INSTRUCTION = Rewrite the lines of material as a numbered list, leaving out any blank lines, covering everything from the start of the material down to the line containing "member-badge[interactable]: New Member", both included.

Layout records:
● ● ●

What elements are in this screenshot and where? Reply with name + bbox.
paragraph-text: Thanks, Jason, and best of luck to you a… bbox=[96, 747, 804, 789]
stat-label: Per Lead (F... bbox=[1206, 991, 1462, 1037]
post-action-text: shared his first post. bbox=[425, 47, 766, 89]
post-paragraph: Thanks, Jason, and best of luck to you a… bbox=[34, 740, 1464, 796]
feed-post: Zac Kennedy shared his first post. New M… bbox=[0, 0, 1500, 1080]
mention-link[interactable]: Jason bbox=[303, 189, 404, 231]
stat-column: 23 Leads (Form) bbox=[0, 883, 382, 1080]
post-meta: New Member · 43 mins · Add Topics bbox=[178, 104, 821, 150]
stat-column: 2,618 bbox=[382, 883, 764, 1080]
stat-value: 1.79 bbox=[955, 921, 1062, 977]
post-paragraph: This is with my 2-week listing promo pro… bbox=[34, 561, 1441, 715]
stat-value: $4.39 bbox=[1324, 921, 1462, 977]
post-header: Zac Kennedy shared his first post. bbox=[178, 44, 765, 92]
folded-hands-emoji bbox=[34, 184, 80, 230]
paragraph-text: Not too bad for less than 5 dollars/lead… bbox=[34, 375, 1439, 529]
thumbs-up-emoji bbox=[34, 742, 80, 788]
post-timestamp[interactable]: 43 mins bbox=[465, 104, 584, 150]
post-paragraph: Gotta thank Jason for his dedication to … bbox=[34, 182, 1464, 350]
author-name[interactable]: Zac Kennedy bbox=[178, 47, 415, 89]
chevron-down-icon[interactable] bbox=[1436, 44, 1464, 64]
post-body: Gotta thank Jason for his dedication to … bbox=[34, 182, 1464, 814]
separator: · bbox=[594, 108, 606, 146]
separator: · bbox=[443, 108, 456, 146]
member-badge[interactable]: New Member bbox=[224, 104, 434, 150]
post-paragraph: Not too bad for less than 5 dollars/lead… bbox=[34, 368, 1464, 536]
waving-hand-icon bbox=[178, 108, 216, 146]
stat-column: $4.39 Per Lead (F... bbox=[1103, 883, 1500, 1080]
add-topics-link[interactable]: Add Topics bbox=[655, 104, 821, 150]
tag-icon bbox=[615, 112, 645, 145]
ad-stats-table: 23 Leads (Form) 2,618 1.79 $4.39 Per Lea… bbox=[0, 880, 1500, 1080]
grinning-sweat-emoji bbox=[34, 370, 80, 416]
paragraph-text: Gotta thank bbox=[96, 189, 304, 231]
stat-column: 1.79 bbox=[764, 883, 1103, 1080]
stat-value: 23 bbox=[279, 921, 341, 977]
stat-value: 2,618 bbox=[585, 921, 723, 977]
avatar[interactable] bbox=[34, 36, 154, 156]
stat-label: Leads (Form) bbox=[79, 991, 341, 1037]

● ● ●

REPLY =
1. What elements are in this screenshot and where? Reply with name + bbox.
2. paragraph-text: Thanks, Jason, and best of luck to you a… bbox=[96, 747, 804, 789]
3. stat-label: Per Lead (F... bbox=[1206, 991, 1462, 1037]
4. post-action-text: shared his first post. bbox=[425, 47, 766, 89]
5. post-paragraph: Thanks, Jason, and best of luck to you a… bbox=[34, 740, 1464, 796]
6. feed-post: Zac Kennedy shared his first post. New M… bbox=[0, 0, 1500, 1080]
7. mention-link[interactable]: Jason bbox=[303, 189, 404, 231]
8. stat-column: 23 Leads (Form) bbox=[0, 883, 382, 1080]
9. post-meta: New Member · 43 mins · Add Topics bbox=[178, 104, 821, 150]
10. stat-column: 2,618 bbox=[382, 883, 764, 1080]
11. stat-value: 1.79 bbox=[955, 921, 1062, 977]
12. post-paragraph: This is with my 2-week listing promo pro… bbox=[34, 561, 1441, 715]
13. stat-value: $4.39 bbox=[1324, 921, 1462, 977]
14. post-header: Zac Kennedy shared his first post. bbox=[178, 44, 765, 92]
15. folded-hands-emoji bbox=[34, 184, 80, 230]
16. paragraph-text: Not too bad for less than 5 dollars/lead… bbox=[34, 375, 1439, 529]
17. thumbs-up-emoji bbox=[34, 742, 80, 788]
18. post-timestamp[interactable]: 43 mins bbox=[465, 104, 584, 150]
19. post-paragraph: Gotta thank Jason for his dedication to … bbox=[34, 182, 1464, 350]
20. author-name[interactable]: Zac Kennedy bbox=[178, 47, 415, 89]
21. chevron-down-icon[interactable] bbox=[1436, 44, 1464, 64]
22. post-body: Gotta thank Jason for his dedication to … bbox=[34, 182, 1464, 814]
23. separator: · bbox=[594, 108, 606, 146]
24. separator: · bbox=[443, 108, 456, 146]
25. member-badge[interactable]: New Member bbox=[224, 104, 434, 150]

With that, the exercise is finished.